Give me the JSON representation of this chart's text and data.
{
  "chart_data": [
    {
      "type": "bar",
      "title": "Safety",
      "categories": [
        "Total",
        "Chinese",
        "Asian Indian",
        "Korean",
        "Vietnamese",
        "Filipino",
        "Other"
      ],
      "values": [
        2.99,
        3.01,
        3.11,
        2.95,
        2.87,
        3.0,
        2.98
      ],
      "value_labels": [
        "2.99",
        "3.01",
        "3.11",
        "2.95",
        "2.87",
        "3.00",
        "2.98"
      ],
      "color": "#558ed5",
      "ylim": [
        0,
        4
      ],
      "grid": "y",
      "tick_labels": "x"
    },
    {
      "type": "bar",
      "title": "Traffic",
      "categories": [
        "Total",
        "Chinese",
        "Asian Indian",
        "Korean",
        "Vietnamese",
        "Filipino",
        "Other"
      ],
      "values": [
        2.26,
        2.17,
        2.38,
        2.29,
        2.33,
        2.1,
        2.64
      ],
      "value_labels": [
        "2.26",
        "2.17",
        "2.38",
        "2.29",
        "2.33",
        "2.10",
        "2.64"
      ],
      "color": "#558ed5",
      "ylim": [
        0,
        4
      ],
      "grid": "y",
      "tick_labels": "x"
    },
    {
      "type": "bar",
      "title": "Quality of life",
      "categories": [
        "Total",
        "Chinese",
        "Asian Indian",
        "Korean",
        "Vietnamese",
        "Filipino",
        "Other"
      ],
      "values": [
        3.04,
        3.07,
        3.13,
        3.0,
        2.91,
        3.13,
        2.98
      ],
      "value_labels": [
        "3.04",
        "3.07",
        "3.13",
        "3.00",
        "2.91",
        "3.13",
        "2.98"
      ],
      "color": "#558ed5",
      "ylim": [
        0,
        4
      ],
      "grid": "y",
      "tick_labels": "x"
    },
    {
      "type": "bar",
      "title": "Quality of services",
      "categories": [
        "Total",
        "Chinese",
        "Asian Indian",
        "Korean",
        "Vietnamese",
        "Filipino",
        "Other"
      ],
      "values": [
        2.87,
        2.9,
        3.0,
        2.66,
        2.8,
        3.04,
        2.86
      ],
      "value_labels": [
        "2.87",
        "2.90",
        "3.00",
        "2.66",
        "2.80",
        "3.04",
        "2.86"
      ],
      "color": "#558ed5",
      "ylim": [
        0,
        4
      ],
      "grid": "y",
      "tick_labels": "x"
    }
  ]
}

+++

> [JOB] Each record above should be output again exactly.

> [THE RESPONSE]
Give me the JSON representation of this chart's text and data.
{
  "chart_data": [
    {
      "type": "bar",
      "title": "Safety",
      "categories": [
        "Total",
        "Chinese",
        "Asian Indian",
        "Korean",
        "Vietnamese",
        "Filipino",
        "Other"
      ],
      "values": [
        2.99,
        3.01,
        3.11,
        2.95,
        2.87,
        3.0,
        2.98
      ],
      "value_labels": [
        "2.99",
        "3.01",
        "3.11",
        "2.95",
        "2.87",
        "3.00",
        "2.98"
      ],
      "color": "#558ed5",
      "ylim": [
        0,
        4
      ],
      "grid": "y",
      "tick_labels": "x"
    },
    {
      "type": "bar",
      "title": "Traffic",
      "categories": [
        "Total",
        "Chinese",
        "Asian Indian",
        "Korean",
        "Vietnamese",
        "Filipino",
        "Other"
      ],
      "values": [
        2.26,
        2.17,
        2.38,
        2.29,
        2.33,
        2.1,
        2.64
      ],
      "value_labels": [
        "2.26",
        "2.17",
        "2.38",
        "2.29",
        "2.33",
        "2.10",
        "2.64"
      ],
      "color": "#558ed5",
      "ylim": [
        0,
        4
      ],
      "grid": "y",
      "tick_labels": "x"
    },
    {
      "type": "bar",
      "title": "Quality of life",
      "categories": [
        "Total",
        "Chinese",
        "Asian Indian",
        "Korean",
        "Vietnamese",
        "Filipino",
        "Other"
      ],
      "values": [
        3.04,
        3.07,
        3.13,
        3.0,
        2.91,
        3.13,
        2.98
      ],
      "value_labels": [
        "3.04",
        "3.07",
        "3.13",
        "3.00",
        "2.91",
        "3.13",
        "2.98"
      ],
      "color": "#558ed5",
      "ylim": [
        0,
        4
      ],
      "grid": "y",
      "tick_labels": "x"
    },
    {
      "type": "bar",
      "title": "Quality of services",
      "categories": [
        "Total",
        "Chinese",
        "Asian Indian",
        "Korean",
        "Vietnamese",
        "Filipino",
        "Other"
      ],
      "values": [
        2.87,
        2.9,
        3.0,
        2.66,
        2.8,
        3.04,
        2.86
      ],
      "value_labels": [
        "2.87",
        "2.90",
        "3.00",
        "2.66",
        "2.80",
        "3.04",
        "2.86"
      ],
      "color": "#558ed5",
      "ylim": [
        0,
        4
      ],
      "grid": "y",
      "tick_labels": "x"
    }
  ]
}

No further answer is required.